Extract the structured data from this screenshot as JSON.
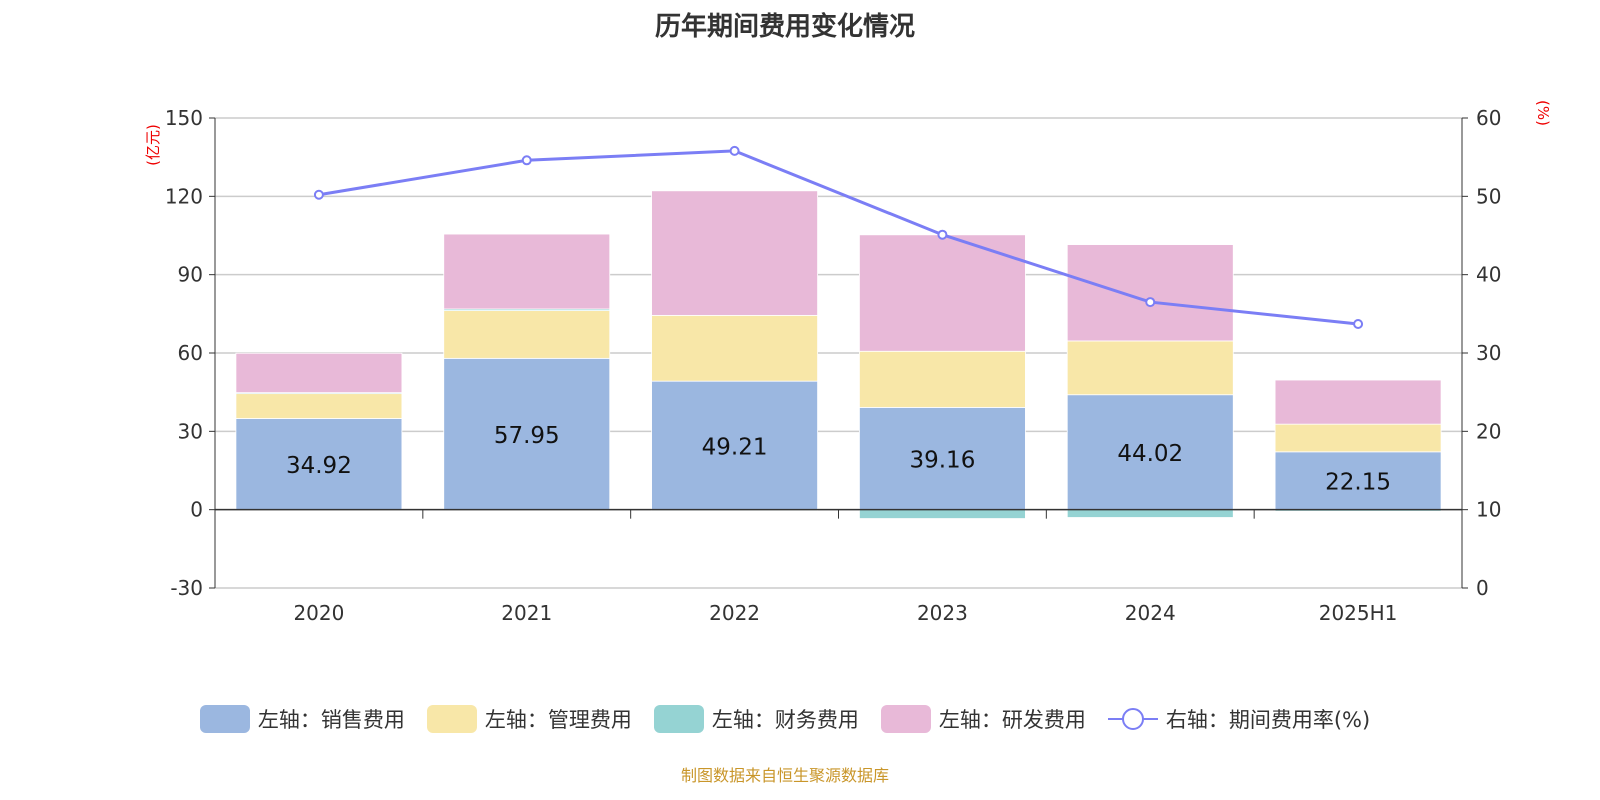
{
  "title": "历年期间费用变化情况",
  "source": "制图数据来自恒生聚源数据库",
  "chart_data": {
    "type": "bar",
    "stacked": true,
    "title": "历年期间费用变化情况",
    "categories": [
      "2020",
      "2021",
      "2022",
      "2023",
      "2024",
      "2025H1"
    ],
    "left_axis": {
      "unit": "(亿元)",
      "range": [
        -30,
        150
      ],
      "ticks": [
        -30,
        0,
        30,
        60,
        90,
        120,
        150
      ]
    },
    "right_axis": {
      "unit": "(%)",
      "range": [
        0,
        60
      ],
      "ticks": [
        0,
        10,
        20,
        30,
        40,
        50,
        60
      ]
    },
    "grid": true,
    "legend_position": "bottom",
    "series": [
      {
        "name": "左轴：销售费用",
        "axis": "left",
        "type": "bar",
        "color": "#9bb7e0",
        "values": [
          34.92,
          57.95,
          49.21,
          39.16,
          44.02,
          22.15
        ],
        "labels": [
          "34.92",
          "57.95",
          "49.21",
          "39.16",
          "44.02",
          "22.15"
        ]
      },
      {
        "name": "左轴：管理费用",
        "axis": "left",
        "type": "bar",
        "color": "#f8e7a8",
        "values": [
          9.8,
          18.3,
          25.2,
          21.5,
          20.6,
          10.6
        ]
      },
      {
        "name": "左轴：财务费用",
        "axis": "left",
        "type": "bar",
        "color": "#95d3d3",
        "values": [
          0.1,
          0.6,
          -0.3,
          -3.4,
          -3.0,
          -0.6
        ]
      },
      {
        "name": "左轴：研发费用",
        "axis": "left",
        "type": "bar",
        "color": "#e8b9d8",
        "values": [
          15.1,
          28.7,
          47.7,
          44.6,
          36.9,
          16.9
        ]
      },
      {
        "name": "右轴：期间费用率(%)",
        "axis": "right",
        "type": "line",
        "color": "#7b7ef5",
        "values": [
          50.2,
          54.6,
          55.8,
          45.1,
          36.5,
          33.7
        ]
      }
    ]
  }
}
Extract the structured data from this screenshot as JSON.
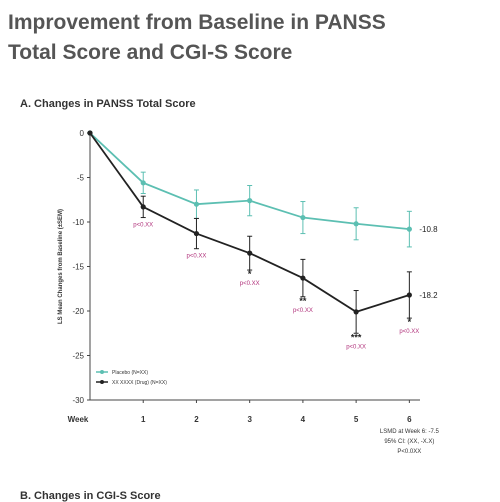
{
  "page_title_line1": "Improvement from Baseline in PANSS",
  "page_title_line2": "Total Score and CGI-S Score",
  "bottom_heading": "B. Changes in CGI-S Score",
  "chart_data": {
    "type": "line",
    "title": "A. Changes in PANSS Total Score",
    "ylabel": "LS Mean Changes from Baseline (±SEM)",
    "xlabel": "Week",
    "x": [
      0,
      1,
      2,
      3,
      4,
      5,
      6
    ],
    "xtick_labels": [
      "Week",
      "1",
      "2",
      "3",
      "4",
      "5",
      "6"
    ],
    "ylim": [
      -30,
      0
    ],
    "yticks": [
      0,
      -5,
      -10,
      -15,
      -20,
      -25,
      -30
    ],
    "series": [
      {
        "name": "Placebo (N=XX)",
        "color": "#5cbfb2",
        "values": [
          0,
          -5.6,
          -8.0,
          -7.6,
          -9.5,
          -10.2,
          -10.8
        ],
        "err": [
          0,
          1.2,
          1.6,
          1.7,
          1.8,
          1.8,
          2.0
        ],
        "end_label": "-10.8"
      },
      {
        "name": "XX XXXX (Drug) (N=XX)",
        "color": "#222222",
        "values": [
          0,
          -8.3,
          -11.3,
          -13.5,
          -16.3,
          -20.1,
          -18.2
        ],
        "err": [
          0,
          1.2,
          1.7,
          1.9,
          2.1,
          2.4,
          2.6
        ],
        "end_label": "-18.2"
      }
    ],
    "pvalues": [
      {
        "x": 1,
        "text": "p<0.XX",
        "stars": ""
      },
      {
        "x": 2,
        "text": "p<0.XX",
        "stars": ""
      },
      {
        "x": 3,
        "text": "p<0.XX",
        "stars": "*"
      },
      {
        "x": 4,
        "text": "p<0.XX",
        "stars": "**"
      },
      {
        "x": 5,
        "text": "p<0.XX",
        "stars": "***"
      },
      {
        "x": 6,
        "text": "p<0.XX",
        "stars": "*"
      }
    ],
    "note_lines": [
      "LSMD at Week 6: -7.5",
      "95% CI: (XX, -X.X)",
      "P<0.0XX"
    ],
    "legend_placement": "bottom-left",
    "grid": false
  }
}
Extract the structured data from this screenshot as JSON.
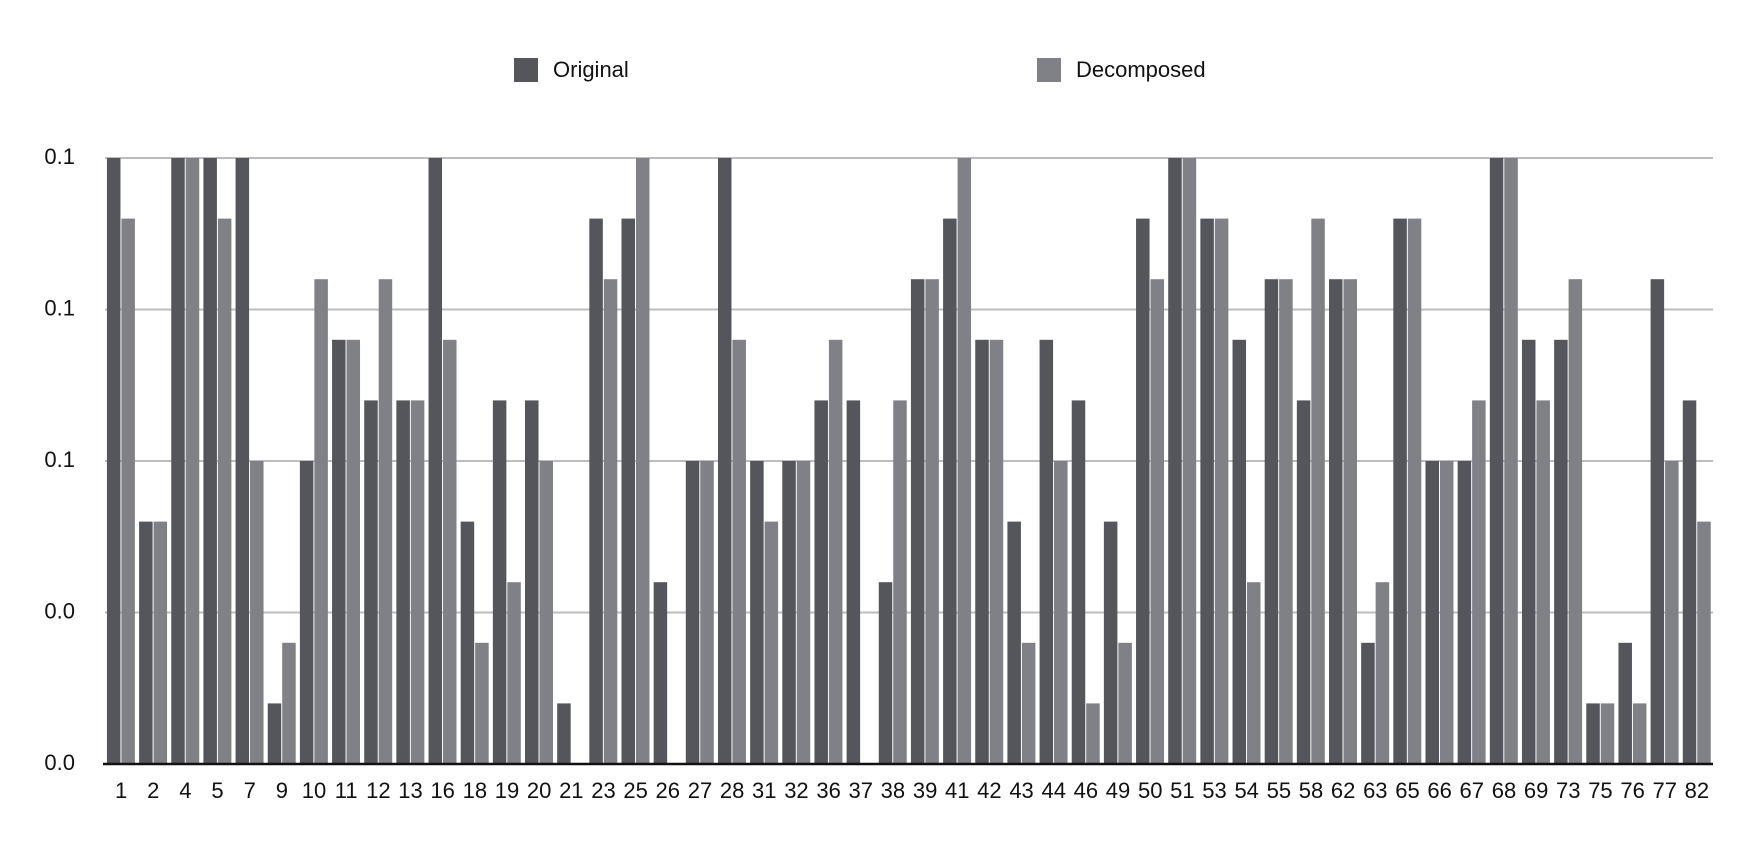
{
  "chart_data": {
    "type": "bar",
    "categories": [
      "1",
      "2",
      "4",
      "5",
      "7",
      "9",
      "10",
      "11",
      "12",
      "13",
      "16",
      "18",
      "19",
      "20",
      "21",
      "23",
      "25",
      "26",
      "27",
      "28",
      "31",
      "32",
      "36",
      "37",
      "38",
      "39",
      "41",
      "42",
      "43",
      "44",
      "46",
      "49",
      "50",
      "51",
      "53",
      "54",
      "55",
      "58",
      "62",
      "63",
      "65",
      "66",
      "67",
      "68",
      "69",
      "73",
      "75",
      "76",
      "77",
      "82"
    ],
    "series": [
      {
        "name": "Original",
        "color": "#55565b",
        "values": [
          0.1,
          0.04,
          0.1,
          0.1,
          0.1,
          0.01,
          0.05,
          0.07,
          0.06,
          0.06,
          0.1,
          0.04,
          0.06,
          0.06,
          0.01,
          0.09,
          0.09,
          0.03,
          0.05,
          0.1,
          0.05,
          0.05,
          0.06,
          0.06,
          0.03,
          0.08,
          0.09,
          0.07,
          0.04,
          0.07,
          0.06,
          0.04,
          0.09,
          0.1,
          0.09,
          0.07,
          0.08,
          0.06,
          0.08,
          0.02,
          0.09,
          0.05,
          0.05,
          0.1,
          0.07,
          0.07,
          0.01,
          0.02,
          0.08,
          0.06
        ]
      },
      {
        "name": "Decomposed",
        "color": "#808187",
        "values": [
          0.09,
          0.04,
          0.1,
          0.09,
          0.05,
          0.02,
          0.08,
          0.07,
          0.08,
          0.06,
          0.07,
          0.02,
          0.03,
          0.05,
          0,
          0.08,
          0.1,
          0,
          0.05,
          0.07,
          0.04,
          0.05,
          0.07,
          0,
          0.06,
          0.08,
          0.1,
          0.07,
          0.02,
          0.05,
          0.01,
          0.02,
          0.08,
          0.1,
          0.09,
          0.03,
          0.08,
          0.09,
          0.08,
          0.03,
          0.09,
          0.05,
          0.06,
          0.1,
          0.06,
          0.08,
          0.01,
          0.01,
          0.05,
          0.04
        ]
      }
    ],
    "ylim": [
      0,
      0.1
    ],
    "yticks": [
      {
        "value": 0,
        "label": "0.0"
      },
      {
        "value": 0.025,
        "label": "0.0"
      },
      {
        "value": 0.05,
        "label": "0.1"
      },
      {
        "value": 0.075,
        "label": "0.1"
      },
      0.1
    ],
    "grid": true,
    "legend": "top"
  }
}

_Set exercise_
In the listing above, find each line with the word "PANSS" and copy it.

_Finished exercise_
  "page_title_line1": "Improvement from Baseline in PANSS",
    "title": "A. Changes in PANSS Total Score",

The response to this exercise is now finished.